-- Data shown start --

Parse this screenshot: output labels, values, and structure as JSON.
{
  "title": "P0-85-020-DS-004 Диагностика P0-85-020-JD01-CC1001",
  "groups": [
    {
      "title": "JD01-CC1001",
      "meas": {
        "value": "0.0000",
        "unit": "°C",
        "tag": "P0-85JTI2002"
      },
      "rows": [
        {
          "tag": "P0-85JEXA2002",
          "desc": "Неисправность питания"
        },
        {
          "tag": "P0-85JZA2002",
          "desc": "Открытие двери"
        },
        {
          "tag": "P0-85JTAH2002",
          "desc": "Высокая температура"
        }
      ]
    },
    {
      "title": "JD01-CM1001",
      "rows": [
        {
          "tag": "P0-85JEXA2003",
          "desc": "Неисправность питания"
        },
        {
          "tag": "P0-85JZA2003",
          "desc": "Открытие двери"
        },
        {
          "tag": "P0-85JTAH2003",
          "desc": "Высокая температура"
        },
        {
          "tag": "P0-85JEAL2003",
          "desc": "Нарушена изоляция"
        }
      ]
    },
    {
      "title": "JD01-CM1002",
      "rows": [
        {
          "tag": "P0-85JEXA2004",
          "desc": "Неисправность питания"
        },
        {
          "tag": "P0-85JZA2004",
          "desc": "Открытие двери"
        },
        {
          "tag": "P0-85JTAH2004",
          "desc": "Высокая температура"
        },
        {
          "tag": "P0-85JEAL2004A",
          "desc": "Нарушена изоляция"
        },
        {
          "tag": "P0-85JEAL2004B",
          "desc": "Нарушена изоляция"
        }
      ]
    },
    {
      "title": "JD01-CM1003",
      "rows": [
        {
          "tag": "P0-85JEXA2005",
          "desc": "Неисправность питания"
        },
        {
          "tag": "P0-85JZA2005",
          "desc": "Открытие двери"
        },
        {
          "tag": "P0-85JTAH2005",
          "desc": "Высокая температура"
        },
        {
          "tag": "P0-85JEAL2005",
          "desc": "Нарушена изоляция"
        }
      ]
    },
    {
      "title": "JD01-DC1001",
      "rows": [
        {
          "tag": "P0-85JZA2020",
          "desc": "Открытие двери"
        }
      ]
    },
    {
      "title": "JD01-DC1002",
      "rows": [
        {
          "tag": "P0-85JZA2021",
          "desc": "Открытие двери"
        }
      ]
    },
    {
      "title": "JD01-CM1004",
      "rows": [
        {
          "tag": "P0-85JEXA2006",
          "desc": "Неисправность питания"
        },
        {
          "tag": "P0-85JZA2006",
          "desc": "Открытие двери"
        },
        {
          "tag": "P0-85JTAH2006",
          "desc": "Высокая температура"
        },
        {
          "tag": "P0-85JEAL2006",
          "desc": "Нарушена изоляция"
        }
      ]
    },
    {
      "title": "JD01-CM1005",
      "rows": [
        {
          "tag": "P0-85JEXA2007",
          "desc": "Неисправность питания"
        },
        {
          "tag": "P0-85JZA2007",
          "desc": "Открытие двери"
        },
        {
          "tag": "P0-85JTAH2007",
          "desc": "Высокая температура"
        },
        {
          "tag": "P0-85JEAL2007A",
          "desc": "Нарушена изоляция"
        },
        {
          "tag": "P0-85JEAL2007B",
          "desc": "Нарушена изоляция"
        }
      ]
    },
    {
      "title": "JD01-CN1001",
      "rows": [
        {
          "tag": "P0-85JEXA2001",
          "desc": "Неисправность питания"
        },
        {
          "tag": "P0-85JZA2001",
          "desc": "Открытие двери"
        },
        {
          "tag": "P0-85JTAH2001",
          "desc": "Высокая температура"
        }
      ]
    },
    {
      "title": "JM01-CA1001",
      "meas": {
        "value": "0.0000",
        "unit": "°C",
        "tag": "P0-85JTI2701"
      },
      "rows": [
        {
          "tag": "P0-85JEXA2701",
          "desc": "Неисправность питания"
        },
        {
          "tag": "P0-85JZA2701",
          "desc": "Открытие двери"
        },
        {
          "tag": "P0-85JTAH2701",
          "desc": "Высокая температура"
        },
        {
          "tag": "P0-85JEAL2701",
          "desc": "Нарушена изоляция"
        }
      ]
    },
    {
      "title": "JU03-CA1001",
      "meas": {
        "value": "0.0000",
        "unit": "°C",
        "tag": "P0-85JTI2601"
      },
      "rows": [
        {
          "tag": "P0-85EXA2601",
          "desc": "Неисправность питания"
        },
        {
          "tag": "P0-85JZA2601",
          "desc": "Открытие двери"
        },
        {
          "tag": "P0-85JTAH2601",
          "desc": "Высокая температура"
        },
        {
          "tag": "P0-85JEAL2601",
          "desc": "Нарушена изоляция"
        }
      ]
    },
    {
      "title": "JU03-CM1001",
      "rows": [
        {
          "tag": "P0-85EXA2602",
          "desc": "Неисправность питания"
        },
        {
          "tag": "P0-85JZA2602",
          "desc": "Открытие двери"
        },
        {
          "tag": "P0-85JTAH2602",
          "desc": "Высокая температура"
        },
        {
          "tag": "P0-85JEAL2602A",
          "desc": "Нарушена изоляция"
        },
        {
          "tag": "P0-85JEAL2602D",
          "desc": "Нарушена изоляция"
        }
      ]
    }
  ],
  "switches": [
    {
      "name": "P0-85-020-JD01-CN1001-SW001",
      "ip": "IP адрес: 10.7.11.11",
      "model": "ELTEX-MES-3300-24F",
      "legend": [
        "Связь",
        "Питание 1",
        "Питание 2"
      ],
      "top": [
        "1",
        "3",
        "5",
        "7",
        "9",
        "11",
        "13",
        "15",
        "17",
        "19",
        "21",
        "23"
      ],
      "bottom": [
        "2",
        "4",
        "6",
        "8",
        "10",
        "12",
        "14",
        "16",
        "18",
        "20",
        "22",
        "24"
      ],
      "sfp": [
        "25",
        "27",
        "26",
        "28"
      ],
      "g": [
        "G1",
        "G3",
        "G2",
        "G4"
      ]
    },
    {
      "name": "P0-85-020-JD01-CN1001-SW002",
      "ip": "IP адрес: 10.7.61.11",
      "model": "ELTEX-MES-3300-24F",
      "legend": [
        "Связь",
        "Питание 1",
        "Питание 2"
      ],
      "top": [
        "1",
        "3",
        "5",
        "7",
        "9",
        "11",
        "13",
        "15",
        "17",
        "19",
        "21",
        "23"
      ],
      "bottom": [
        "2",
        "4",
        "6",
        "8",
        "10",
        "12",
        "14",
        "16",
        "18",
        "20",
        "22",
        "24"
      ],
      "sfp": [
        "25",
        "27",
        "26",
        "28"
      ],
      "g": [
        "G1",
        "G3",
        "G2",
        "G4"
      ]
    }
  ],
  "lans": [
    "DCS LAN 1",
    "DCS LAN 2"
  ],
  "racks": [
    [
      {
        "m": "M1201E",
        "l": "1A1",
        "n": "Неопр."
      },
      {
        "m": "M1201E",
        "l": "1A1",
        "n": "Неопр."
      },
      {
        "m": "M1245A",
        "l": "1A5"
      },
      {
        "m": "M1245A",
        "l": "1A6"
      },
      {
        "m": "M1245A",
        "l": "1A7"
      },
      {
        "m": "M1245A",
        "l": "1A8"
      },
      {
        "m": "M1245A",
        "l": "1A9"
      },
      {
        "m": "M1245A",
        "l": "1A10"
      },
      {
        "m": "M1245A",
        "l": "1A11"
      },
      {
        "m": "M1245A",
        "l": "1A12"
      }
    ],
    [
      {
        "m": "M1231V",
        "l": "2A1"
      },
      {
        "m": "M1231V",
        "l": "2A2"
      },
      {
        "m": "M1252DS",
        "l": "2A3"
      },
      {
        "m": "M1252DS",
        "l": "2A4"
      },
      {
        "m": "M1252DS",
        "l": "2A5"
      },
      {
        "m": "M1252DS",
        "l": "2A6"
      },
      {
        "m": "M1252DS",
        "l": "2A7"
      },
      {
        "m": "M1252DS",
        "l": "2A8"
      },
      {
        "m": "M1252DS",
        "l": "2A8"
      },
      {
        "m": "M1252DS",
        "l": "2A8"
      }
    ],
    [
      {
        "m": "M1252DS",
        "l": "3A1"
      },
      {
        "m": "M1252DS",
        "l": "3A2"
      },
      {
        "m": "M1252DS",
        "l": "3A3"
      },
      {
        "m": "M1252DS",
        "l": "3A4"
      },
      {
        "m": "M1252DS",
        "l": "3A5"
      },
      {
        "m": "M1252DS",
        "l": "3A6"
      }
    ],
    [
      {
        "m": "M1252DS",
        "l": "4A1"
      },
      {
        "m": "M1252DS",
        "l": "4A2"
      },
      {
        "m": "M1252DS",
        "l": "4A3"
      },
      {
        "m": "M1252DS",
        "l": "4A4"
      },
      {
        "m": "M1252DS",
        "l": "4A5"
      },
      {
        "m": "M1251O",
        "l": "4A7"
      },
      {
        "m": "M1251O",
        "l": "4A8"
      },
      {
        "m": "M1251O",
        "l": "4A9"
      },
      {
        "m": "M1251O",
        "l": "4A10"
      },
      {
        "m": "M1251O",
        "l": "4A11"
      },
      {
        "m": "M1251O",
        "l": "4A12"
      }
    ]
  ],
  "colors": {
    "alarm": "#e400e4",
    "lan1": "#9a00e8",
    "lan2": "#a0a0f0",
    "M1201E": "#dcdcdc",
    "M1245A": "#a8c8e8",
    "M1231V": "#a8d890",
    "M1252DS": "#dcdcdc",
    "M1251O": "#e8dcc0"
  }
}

-- Data shown end --

Exercise instructions:
Within the data above, pick out all lines holding the word "адрес".

The reply:
      "ip": "IP адрес: 10.7.11.11",
      "ip": "IP адрес: 10.7.61.11",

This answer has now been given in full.